■ **Stated goal**
Identify every line in the records below that contains the word "name", and copy each of those lines.

— begin Supplied records —

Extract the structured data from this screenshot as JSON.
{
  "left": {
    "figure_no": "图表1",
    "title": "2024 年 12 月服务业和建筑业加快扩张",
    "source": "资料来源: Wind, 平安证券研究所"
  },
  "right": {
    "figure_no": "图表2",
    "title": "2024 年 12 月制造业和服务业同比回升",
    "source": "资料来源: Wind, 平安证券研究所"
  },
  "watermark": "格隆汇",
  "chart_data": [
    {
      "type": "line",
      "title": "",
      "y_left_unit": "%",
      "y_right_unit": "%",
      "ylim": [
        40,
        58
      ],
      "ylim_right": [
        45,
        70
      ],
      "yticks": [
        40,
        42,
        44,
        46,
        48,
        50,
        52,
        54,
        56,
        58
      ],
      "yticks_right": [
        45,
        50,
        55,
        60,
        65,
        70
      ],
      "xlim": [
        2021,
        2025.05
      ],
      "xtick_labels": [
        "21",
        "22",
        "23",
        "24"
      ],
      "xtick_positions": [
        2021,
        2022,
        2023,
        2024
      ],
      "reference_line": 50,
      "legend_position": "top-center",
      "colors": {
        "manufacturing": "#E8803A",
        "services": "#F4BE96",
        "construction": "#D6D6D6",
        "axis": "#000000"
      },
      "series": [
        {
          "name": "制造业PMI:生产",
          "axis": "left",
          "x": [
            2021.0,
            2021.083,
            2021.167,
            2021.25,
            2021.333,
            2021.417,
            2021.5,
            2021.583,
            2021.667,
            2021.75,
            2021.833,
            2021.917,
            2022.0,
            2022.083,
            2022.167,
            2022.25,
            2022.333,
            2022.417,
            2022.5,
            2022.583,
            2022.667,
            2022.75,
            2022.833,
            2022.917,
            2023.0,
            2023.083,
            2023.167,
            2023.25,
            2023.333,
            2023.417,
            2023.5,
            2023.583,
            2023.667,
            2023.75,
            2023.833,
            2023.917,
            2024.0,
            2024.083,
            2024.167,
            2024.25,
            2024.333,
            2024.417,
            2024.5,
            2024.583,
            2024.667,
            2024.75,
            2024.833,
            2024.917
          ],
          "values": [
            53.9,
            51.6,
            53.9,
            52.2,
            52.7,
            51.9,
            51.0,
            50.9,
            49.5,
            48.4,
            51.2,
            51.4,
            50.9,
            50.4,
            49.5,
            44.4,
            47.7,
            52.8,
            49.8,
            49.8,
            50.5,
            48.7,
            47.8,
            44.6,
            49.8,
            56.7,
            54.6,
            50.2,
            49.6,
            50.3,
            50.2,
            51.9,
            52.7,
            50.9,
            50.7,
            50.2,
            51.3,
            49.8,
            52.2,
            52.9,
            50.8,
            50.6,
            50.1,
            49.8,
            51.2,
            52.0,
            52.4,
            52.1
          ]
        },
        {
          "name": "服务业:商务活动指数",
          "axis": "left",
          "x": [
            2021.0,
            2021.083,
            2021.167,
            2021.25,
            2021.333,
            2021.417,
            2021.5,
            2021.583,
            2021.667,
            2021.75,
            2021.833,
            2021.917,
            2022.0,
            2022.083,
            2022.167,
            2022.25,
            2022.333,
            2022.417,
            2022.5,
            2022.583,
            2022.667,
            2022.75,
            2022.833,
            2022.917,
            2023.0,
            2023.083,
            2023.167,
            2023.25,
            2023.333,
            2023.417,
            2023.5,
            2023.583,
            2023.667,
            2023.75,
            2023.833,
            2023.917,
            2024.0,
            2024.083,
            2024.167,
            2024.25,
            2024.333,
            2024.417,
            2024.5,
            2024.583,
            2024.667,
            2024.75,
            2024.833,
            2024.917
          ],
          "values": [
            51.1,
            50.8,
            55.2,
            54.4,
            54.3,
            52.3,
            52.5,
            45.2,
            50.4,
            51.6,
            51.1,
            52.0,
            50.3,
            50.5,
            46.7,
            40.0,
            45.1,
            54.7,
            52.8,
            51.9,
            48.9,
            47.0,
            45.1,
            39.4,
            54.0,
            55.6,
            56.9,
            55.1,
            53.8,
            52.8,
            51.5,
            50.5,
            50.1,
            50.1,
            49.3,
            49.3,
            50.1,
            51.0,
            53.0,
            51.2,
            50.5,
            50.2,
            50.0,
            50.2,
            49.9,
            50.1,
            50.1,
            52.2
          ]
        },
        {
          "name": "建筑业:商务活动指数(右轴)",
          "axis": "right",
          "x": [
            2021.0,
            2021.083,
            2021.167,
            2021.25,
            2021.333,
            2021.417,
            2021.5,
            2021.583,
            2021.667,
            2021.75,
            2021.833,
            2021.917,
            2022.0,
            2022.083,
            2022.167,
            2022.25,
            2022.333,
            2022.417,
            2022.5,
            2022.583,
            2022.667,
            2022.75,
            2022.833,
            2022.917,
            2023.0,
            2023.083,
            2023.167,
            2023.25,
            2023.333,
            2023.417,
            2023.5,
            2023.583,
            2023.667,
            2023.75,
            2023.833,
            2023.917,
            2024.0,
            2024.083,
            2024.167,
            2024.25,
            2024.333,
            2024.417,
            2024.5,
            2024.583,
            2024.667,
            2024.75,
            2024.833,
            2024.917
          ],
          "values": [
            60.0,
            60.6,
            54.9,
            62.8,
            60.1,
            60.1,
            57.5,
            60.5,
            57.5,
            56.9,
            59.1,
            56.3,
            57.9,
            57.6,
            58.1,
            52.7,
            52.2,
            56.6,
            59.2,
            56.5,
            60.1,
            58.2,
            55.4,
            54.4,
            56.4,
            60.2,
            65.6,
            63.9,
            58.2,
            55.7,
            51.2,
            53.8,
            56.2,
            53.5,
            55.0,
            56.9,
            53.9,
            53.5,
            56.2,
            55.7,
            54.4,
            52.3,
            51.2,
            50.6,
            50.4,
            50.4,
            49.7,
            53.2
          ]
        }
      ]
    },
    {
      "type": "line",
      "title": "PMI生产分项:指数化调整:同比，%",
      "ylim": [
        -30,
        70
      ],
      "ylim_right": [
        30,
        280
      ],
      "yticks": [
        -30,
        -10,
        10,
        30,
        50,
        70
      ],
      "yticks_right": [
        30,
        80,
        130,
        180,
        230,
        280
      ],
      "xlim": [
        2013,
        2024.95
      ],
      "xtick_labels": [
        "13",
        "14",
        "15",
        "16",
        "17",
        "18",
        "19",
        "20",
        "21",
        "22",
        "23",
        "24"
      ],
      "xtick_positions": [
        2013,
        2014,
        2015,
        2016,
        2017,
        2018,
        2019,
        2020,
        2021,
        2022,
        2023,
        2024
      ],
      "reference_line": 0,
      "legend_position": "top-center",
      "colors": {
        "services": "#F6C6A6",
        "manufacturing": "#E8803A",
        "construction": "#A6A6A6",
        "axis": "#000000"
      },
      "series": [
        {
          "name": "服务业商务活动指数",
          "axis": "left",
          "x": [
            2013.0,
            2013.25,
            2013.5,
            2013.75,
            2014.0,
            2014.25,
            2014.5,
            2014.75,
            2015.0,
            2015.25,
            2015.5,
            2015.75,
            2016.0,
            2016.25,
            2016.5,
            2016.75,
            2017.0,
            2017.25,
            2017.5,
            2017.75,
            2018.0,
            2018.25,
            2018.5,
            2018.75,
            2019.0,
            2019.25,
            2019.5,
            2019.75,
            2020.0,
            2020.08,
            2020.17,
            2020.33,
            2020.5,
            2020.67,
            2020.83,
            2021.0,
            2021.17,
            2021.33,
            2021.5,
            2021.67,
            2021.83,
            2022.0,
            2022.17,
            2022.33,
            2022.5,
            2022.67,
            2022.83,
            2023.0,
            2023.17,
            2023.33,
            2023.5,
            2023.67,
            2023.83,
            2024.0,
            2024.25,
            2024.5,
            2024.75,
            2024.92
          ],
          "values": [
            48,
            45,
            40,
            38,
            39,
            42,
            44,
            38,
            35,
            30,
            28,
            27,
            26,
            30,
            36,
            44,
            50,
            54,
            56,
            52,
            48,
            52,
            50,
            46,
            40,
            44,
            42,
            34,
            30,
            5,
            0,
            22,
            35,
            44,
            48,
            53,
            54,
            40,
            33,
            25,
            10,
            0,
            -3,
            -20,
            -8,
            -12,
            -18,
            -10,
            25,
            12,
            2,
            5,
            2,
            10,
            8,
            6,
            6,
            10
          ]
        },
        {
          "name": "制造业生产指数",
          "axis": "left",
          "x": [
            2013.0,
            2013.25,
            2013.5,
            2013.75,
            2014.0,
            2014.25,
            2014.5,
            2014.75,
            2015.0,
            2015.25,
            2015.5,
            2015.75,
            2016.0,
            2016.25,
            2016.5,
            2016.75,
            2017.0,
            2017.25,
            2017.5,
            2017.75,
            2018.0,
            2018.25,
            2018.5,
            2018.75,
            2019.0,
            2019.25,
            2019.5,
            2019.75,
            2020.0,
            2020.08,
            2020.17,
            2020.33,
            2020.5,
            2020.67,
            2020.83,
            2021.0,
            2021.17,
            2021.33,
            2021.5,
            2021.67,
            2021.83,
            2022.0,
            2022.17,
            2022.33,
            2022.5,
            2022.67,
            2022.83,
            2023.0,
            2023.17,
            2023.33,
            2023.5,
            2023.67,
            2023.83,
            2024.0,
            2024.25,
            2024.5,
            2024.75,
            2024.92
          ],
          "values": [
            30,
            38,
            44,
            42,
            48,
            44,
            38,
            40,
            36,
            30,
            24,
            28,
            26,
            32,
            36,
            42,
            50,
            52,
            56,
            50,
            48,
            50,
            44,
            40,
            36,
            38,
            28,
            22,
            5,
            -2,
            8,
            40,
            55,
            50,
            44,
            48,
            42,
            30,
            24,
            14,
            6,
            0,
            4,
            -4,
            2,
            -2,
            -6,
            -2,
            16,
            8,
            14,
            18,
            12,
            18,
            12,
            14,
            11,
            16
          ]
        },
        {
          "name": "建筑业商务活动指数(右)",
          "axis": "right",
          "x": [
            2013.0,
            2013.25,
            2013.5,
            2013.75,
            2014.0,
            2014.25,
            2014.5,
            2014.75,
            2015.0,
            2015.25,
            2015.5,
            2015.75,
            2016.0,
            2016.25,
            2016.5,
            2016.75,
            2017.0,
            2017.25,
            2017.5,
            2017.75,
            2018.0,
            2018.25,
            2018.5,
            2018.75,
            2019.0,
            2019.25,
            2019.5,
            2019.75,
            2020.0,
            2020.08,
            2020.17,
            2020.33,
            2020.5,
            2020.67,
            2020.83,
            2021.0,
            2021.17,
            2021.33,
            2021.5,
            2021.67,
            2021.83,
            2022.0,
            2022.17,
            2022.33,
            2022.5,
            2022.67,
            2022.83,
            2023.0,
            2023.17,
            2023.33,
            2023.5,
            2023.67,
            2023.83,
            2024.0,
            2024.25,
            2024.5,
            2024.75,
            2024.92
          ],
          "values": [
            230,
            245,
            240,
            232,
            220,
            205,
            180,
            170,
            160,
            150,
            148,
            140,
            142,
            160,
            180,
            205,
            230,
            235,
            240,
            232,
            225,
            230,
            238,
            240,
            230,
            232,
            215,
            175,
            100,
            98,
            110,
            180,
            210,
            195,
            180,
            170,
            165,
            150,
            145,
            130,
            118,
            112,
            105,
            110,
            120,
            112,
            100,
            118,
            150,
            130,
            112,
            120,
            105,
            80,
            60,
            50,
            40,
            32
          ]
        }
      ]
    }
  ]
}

— end Supplied records —

■ **Task result**
          "name": "制造业PMI:生产",
          "name": "服务业:商务活动指数",
          "name": "建筑业:商务活动指数(右轴)",
          "name": "服务业商务活动指数",
          "name": "制造业生产指数",
          "name": "建筑业商务活动指数(右)",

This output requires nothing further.